Problem to work on >>
Retype the records below exactly as they appear.

- - - - -

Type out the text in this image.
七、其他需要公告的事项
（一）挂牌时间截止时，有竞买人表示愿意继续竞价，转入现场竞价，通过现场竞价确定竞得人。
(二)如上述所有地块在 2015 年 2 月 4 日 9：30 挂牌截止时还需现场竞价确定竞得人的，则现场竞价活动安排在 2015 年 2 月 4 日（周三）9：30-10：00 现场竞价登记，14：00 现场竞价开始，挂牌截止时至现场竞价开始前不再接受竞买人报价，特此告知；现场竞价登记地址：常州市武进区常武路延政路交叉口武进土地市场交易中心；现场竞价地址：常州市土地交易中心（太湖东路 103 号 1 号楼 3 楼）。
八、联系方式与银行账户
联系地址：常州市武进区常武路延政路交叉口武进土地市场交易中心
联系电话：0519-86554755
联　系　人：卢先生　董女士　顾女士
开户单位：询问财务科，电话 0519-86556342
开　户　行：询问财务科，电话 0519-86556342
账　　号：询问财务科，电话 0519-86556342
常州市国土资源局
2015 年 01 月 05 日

- - - - -

Result for this task >>
Type out the text in this image.
七、其他需要公告的事项
（一）挂牌时间截止时，有竞买人表示愿意继续竞价，转入现场竞价，通过现场竞价确定竞得人。
(二)如上述所有地块在 2015 年 2 月 4 日 9：30 挂牌截止时还需现场竞价确定竞得人的，则现场竞价活动安排在 2015 年 2 月 4 日（周三）9：30-10：00 现场竞价登记，14：00 现场竞价开始，挂牌截止时至现场竞价开始前不再接受竞买人报价，特此告知；现场竞价登记地址：常州市武进区常武路延政路交叉口武进土地市场交易中心；现场竞价地址：常州市土地交易中心（太湖东路 103 号 1 号楼 3 楼）。
八、联系方式与银行账户
联系地址：常州市武进区常武路延政路交叉口武进土地市场交易中心
联系电话：0519-86554755
联　系　人：卢先生　董女士　顾女士
开户单位：询问财务科，电话 0519-86556342
开　户　行：询问财务科，电话 0519-86556342
账　　号：询问财务科，电话 0519-86556342
常州市国土资源局
2015 年 01 月 05 日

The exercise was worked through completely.